== Exercises to complete ==
1 - Update the Tehkan World Cup text between "Tomie, who had" and "1986 and 1987.", inclusive, so that "Gridiron Fight" reads "the American football game" throughout that span.
2 - Using the Tehkan World Cup text, answer these:
(a) Who programmed the game?
(b) How many fire buttons does the game have along with the trackball?
(c) Where did Beep magazine rank the game among top-grossing arcade games for November 1985?

== Excerpted passage ==
-*-*-

Its trackball control system contributes significantly to its gameplay, which is relatively speedy and exhibited a fluidity something akin to ice hockey, with as little as three seconds required to score from kick-off. Two-player action can be highly competitive, with players facing each other across the game space while using sweeping arm movements reminiscent of table tennis.

There is a single fire button along with the trackball. The game physics allow the trackball to control both the direction and the velocity of the shot. There is also a mini-map, displaying the positions of all the players.

== Development ==
Tehkan World Cup was developed by Tehkan, the former name of Tecmo. It was developed shortly after the American football game Gridiron Fight, released earlier the same year, with several of the same team members working on Tehkan World Cup. The game was planned and designed by Shin-ichiro Tomie with Kazutoshi Ueda (who previously worked on titles such as Space Panic, Lady Bug, Mr. Do! and Bomb Jack). It was programmed by Michishito Ishizuka, while character design and background graphics were handled by his wife Rie Ishizuka (also known as Rie Yatomi), cabinet design by Kohji Okada, and illustrations by Hideyuki Yokoyama.

Tomie, who had previously designed Gridiron Fight, was a big soccer fan, so he wanted to adapt the gameplay format of Gridiron Fight for a soccer game. Gridiron Fight used similar trackball controls, but was more complex. The team decided to simplify the controls, so that the player can run with the trackball and press one button to kick.

== Reception ==
The game was a major arcade hit. In Japan, World Cup was listed by Beep magazine as the seventh top-grossing arcade game of November 1985. Game Machine magazine later listed it as the third most successful table arcade cabinet of February 1986. It went on to be Japan's fourth highest-grossing table arcade game in 1986 and 1987.

Upon release, David Snook of Play Meter magazine praised the game and said that "most consider" it "the best soccer game around right now" on the market. Mike Roberts of Computer Gamer magazine gave Tehkan World Cup a generally favorable review upon release, noting the "very good graphics" and trackball controls.

-*-*-

== Input data ==

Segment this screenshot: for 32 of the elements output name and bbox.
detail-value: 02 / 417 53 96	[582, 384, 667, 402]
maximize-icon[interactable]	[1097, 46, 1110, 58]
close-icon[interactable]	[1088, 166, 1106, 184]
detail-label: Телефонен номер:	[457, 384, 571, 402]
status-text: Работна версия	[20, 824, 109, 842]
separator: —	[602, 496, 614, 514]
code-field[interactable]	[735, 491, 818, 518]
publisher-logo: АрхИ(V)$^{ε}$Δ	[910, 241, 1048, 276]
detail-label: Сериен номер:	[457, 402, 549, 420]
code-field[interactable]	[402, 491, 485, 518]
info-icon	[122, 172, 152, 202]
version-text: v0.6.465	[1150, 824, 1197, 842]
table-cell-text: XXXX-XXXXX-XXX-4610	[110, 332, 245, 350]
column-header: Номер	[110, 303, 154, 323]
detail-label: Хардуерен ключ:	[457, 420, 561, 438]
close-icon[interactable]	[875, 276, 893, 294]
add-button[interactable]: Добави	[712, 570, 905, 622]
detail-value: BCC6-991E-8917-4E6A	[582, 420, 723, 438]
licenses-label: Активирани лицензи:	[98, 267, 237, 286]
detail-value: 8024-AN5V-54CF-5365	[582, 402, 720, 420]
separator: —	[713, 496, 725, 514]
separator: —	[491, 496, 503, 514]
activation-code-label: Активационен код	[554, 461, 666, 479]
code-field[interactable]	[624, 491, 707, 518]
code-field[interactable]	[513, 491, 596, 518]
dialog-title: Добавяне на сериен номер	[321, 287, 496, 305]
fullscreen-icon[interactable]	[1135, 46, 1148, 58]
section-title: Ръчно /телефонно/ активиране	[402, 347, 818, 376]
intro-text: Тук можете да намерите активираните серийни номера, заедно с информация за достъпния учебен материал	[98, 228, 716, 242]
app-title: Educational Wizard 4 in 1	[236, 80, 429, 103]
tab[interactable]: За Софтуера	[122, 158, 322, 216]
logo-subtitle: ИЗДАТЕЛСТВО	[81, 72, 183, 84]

-*-*-

== Solutions to the exercise ==
1 -
Tomie, who had previously designed the American football game, was a big soccer fan, so he wanted to adapt the gameplay format of the American football game for a soccer game. the American football game used similar trackball controls, but was more complex. The team decided to simplify the controls, so that the player can run with the trackball and press one button to kick.

== Reception ==
The game was a major arcade hit. In Japan, World Cup was listed by Beep magazine as the seventh top-grossing arcade game of November 1985. Game Machine magazine later listed it as the third most successful table arcade cabinet of February 1986. It went on to be Japan's fourth highest-grossing table arcade game in 1986 and 1987.

2 -
(a) Michishito Ishizuka
(b) One
(c) Seventh